> _Your instructions_:
Copy every line of the material below word for word, leaving out the picture lines.

— START Record excerpts —

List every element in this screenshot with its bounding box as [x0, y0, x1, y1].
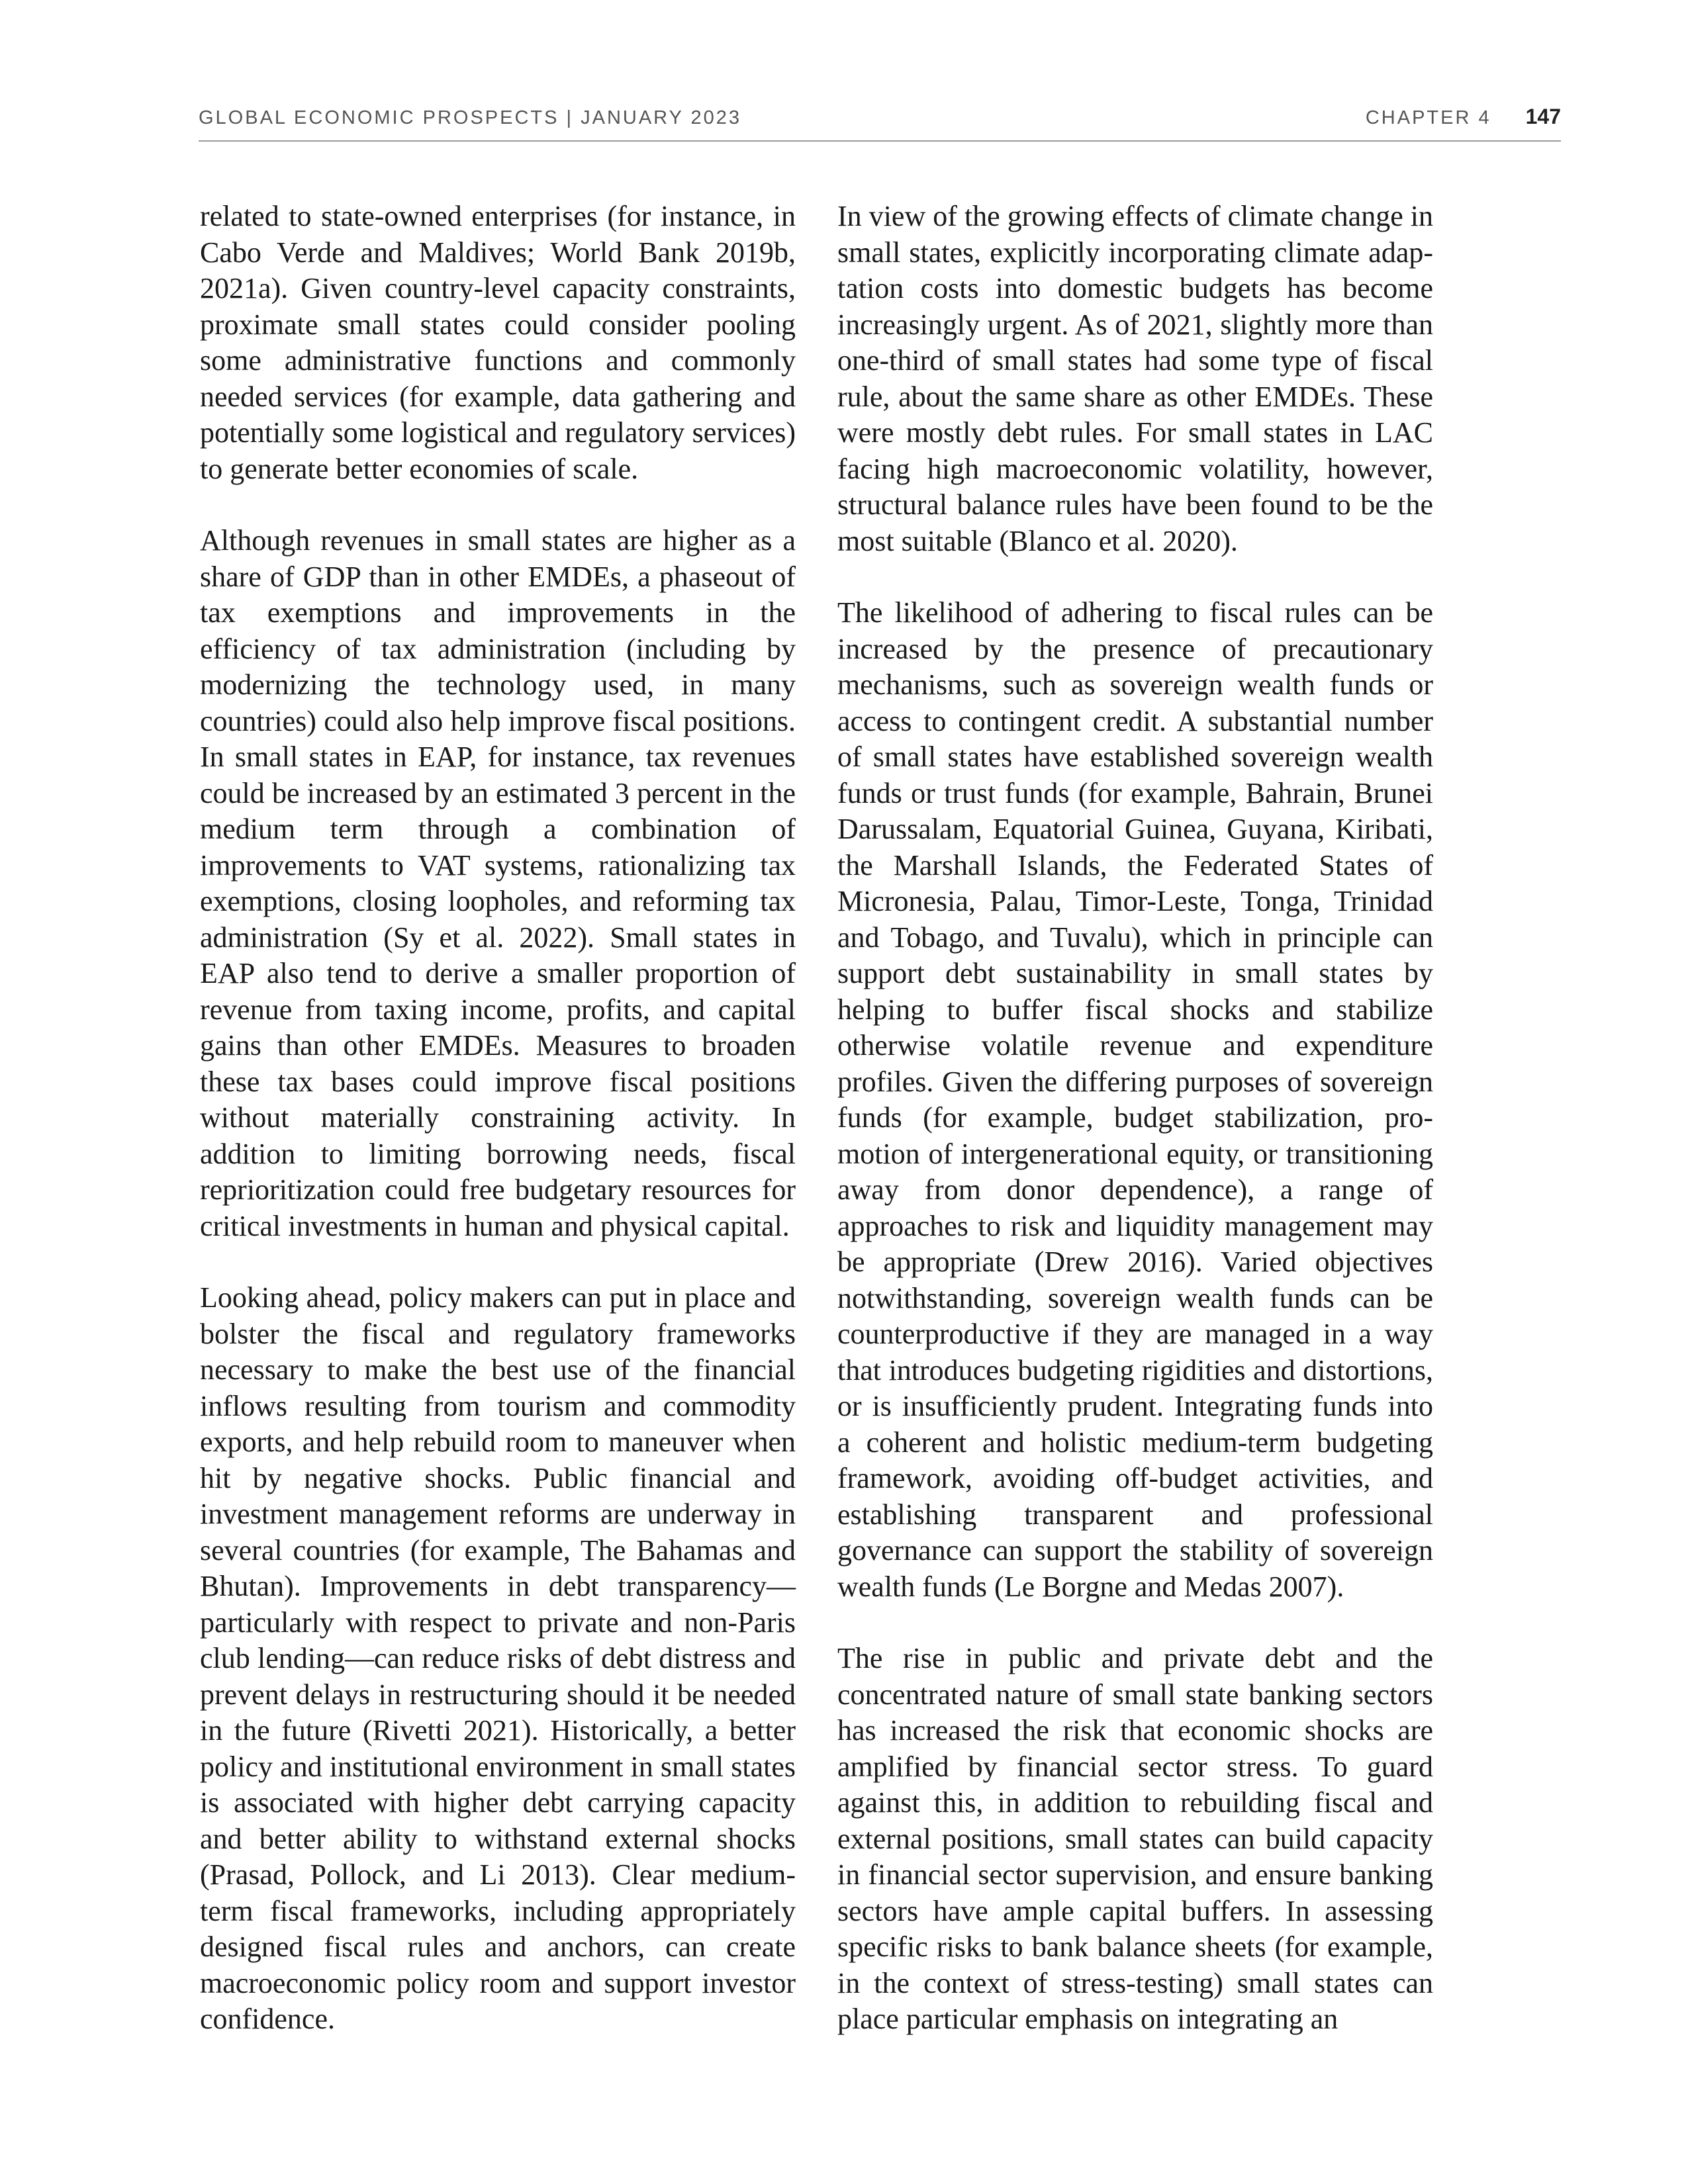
body-paragraph: The likelihood of adhering to fiscal rules can be increased by the presence of precautionary mechanisms, such as sovereign wealth funds or access to contingent credit. A substantial number of small states have established sovereign wealth funds or trust funds (for example, Bahrain, Brunei Darussalam, Equatorial Guinea, Guyana, Kiribati, the Marshall Islands, the Federated States of Micronesia, Palau, Timor-Leste, Tonga, Trinidad and Tobago, and Tuvalu), which in principle can support debt sustainability in small states by helping to buffer fiscal shocks and stabilize otherwise volatile revenue and expenditure profiles. Given the differing purposes of sovereign funds (for example, budget stabilization, promotion of intergenerational equity, or transitioning away from donor dependence), a range of approaches to risk and liquidity management may be appropriate (Drew 2016). Varied objectives notwithstanding, sovereign wealth funds can be counterproductive if they are managed in a way that introduces budgeting rigidities and distortions, or is insufficiently prudent. Integrating funds into a coherent and holistic medium-term budgeting framework, avoiding off-budget activities, and establishing transparent and professional governance can support the stability of sovereign wealth funds (Le Borgne and Medas 2007).	[837, 596, 1433, 1603]
body-paragraph: related to state-owned enterprises (for instance, in Cabo Verde and Maldives; World Bank 2019b, 2021a). Given country-level capacity constraints, proximate small states could consider pooling some administrative functions and commonly needed services (for example, data gathering and potentially some logistical and regulatory services) to generate better economies of scale.	[200, 200, 796, 485]
right-column	[837, 199, 1433, 2073]
left-column	[200, 199, 796, 2073]
page-number: 147	[1525, 105, 1561, 128]
body-paragraph: In view of the growing effects of climate change in small states, explicitly incorporating climate adaptation costs into domestic budgets has become increasingly urgent. As of 2021, slightly more than one-third of small states had some type of fiscal rule, about the same share as other EMDEs. These were mostly debt rules. For small states in LAC facing high macroeconomic volatility, however, structural balance rules have been found to be the most suitable (Blanco et al. 2020).	[837, 200, 1433, 557]
body-paragraph: Looking ahead, policy makers can put in place and bolster the fiscal and regulatory frameworks necessary to make the best use of the financial inflows resulting from tourism and commodity exports, and help rebuild room to maneuver when hit by negative shocks. Public financial and investment management reforms are underway in several countries (for example, The Bahamas and Bhutan). Improvements in debt transparency—particularly with respect to private and non-Paris club lending—can reduce risks of debt distress and prevent delays in restructuring should it be needed in the future (Rivetti 2021). Historically, a better policy and institutional environment in small states is associated with higher debt carrying capacity and better ability to withstand external shocks (Prasad, Pollock, and Li 2013). Clear medium-term fiscal frameworks, including appropriately designed fiscal rules and anchors, can create macroeconomic policy room and support investor confidence.	[200, 1281, 796, 2035]
page-header	[199, 101, 1561, 142]
running-title: GLOBAL ECONOMIC PROSPECTS | JANUARY 2023	[199, 107, 741, 128]
chapter-label: CHAPTER 4	[1365, 107, 1491, 128]
body-paragraph: The rise in public and private debt and the concentrated nature of small state banking sectors has increased the risk that economic shocks are amplified by financial sector stress. To guard against this, in addition to rebuilding fiscal and external positions, small states can build capacity in financial sector supervision, and ensure banking sectors have ample capital buffers. In assessing specific risks to bank balance sheets (for example, in the context of stress-testing) small states can place particular emphasis on integrating an	[837, 1642, 1433, 2035]
body-paragraph: Although revenues in small states are higher as a share of GDP than in other EMDEs, a phaseout of tax exemptions and improvements in the efficiency of tax administration (including by modernizing the technology used, in many countries) could also help improve fiscal positions. In small states in EAP, for instance, tax revenues could be increased by an estimated 3 percent in the medium term through a combination of improvements to VAT systems, rationalizing tax exemptions, closing loopholes, and reforming tax administration (Sy et al. 2022). Small states in EAP also tend to derive a smaller proportion of revenue from taxing income, profits, and capital gains than other EMDEs. Measures to broaden these tax bases could improve fiscal positions without materially constraining activity. In addition to limiting borrowing needs, fiscal reprioritization could free budgetary resources for critical investments in human and physical capital.	[200, 524, 796, 1242]
header-right	[1366, 105, 1561, 129]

— END Record excerpts —

> _Answer for this exercise_:
List every element in this screenshot with its bounding box as [x0, y0, x1, y1].
body-paragraph: The likelihood of adhering to fiscal rules can be increased by the presence of precautionary mechanisms, such as sovereign wealth funds or access to contingent credit. A substantial number of small states have established sovereign wealth funds or trust funds (for example, Bahrain, Brunei Darussalam, Equatorial Guinea, Guyana, Kiribati, the Marshall Islands, the Federated States of Micronesia, Palau, Timor-Leste, Tonga, Trinidad and Tobago, and Tuvalu), which in principle can support debt sustainability in small states by helping to buffer fiscal shocks and stabilize otherwise volatile revenue and expenditure profiles. Given the differing purposes of sovereign funds (for example, budget stabilization, promotion of intergenerational equity, or transitioning away from donor dependence), a range of approaches to risk and liquidity management may be appropriate (Drew 2016). Varied objectives notwithstanding, sovereign wealth funds can be counterproductive if they are managed in a way that introduces budgeting rigidities and distortions, or is insufficiently prudent. Integrating funds into a coherent and holistic medium-term budgeting framework, avoiding off-budget activities, and establishing transparent and professional governance can support the stability of sovereign wealth funds (Le Borgne and Medas 2007).	[837, 596, 1433, 1603]
body-paragraph: related to state-owned enterprises (for instance, in Cabo Verde and Maldives; World Bank 2019b, 2021a). Given country-level capacity constraints, proximate small states could consider pooling some administrative functions and commonly needed services (for example, data gathering and potentially some logistical and regulatory services) to generate better economies of scale.	[200, 200, 796, 485]
right-column	[837, 199, 1433, 2073]
left-column	[200, 199, 796, 2073]
page-number: 147	[1525, 105, 1561, 128]
body-paragraph: In view of the growing effects of climate change in small states, explicitly incorporating climate adaptation costs into domestic budgets has become increasingly urgent. As of 2021, slightly more than one-third of small states had some type of fiscal rule, about the same share as other EMDEs. These were mostly debt rules. For small states in LAC facing high macroeconomic volatility, however, structural balance rules have been found to be the most suitable (Blanco et al. 2020).	[837, 200, 1433, 557]
body-paragraph: Looking ahead, policy makers can put in place and bolster the fiscal and regulatory frameworks necessary to make the best use of the financial inflows resulting from tourism and commodity exports, and help rebuild room to maneuver when hit by negative shocks. Public financial and investment management reforms are underway in several countries (for example, The Bahamas and Bhutan). Improvements in debt transparency—particularly with respect to private and non-Paris club lending—can reduce risks of debt distress and prevent delays in restructuring should it be needed in the future (Rivetti 2021). Historically, a better policy and institutional environment in small states is associated with higher debt carrying capacity and better ability to withstand external shocks (Prasad, Pollock, and Li 2013). Clear medium-term fiscal frameworks, including appropriately designed fiscal rules and anchors, can create macroeconomic policy room and support investor confidence.	[200, 1281, 796, 2035]
page-header	[199, 101, 1561, 142]
running-title: GLOBAL ECONOMIC PROSPECTS | JANUARY 2023	[199, 107, 741, 128]
chapter-label: CHAPTER 4	[1365, 107, 1491, 128]
body-paragraph: The rise in public and private debt and the concentrated nature of small state banking sectors has increased the risk that economic shocks are amplified by financial sector stress. To guard against this, in addition to rebuilding fiscal and external positions, small states can build capacity in financial sector supervision, and ensure banking sectors have ample capital buffers. In assessing specific risks to bank balance sheets (for example, in the context of stress-testing) small states can place particular emphasis on integrating an	[837, 1642, 1433, 2035]
body-paragraph: Although revenues in small states are higher as a share of GDP than in other EMDEs, a phaseout of tax exemptions and improvements in the efficiency of tax administration (including by modernizing the technology used, in many countries) could also help improve fiscal positions. In small states in EAP, for instance, tax revenues could be increased by an estimated 3 percent in the medium term through a combination of improvements to VAT systems, rationalizing tax exemptions, closing loopholes, and reforming tax administration (Sy et al. 2022). Small states in EAP also tend to derive a smaller proportion of revenue from taxing income, profits, and capital gains than other EMDEs. Measures to broaden these tax bases could improve fiscal positions without materially constraining activity. In addition to limiting borrowing needs, fiscal reprioritization could free budgetary resources for critical investments in human and physical capital.	[200, 524, 796, 1242]
header-right	[1366, 105, 1561, 129]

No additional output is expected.